* [Set problem] List every line below containing "page".

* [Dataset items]

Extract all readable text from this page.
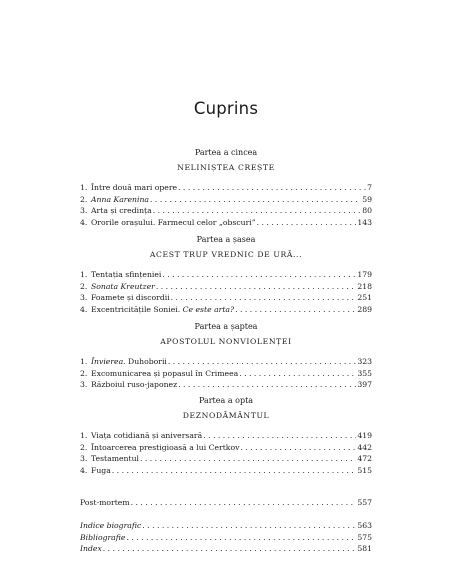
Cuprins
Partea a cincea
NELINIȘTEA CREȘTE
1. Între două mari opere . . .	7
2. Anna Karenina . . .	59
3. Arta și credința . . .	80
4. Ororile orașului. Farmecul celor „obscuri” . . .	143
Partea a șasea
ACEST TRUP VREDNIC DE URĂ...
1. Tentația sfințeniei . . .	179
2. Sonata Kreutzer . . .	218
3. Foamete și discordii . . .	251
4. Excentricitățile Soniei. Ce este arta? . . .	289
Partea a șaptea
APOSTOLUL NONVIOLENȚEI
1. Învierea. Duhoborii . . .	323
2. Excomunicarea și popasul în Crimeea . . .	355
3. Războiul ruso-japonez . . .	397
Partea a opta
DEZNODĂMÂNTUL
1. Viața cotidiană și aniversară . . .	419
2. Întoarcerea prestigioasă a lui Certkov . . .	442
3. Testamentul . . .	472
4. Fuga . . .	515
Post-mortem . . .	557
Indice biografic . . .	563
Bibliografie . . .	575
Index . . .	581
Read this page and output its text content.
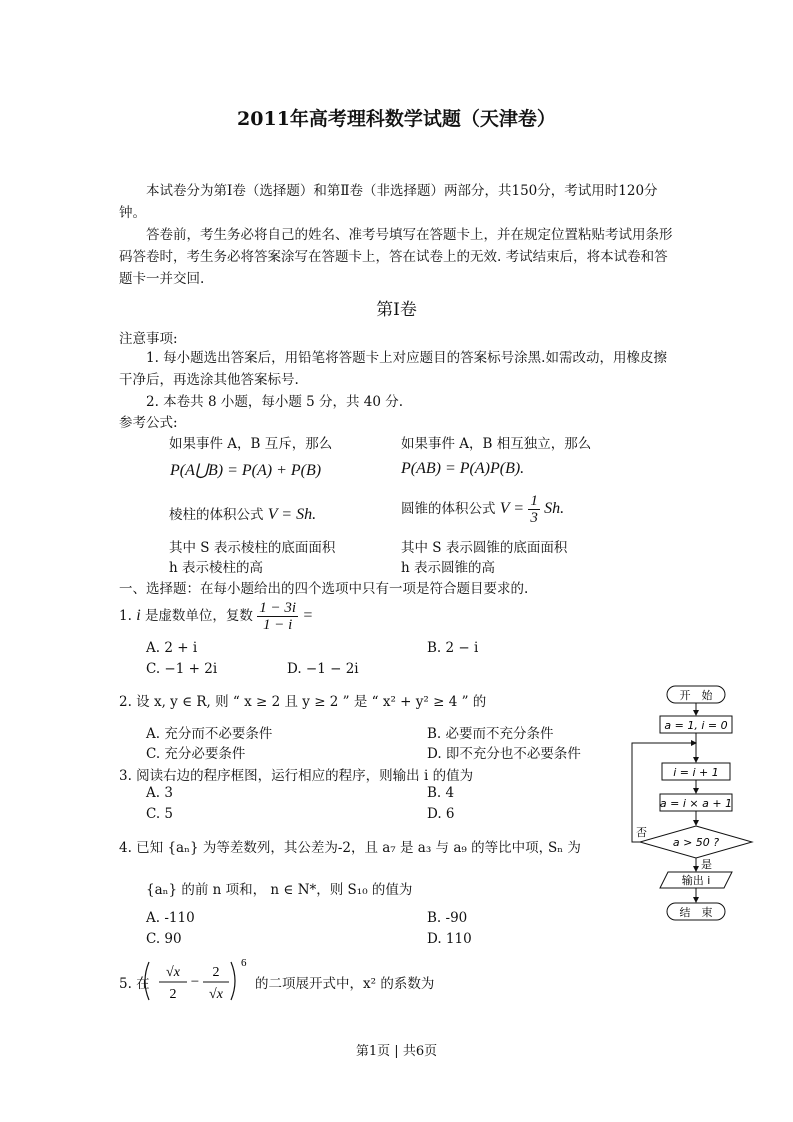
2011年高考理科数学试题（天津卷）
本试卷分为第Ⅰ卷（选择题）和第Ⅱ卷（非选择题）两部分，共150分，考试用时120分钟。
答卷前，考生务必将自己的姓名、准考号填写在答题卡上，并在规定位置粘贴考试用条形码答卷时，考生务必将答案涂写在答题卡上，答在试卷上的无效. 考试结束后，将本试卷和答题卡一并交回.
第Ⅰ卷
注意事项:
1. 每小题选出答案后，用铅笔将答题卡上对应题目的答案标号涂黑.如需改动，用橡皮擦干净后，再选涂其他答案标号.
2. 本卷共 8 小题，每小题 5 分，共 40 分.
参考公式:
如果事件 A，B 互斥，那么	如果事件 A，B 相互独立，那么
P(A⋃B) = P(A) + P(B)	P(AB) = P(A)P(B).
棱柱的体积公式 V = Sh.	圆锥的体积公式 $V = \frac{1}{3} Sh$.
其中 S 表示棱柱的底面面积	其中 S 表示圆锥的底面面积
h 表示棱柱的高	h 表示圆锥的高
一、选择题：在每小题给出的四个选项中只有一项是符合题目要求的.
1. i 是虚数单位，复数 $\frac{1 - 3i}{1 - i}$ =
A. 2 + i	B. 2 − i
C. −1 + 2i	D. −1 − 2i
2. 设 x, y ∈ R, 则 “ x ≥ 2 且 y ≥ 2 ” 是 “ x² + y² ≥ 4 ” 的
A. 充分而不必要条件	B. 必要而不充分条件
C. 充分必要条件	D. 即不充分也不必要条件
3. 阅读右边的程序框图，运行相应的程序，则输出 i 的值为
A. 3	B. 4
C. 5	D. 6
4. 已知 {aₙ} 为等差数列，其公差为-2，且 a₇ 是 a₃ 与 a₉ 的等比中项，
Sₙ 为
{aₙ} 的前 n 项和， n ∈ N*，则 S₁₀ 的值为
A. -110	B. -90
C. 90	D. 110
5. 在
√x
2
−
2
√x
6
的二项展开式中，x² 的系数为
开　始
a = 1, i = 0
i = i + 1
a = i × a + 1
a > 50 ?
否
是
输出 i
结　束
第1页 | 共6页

* [The answer]
Extract all readable text from this page.
Read this page and output its text content.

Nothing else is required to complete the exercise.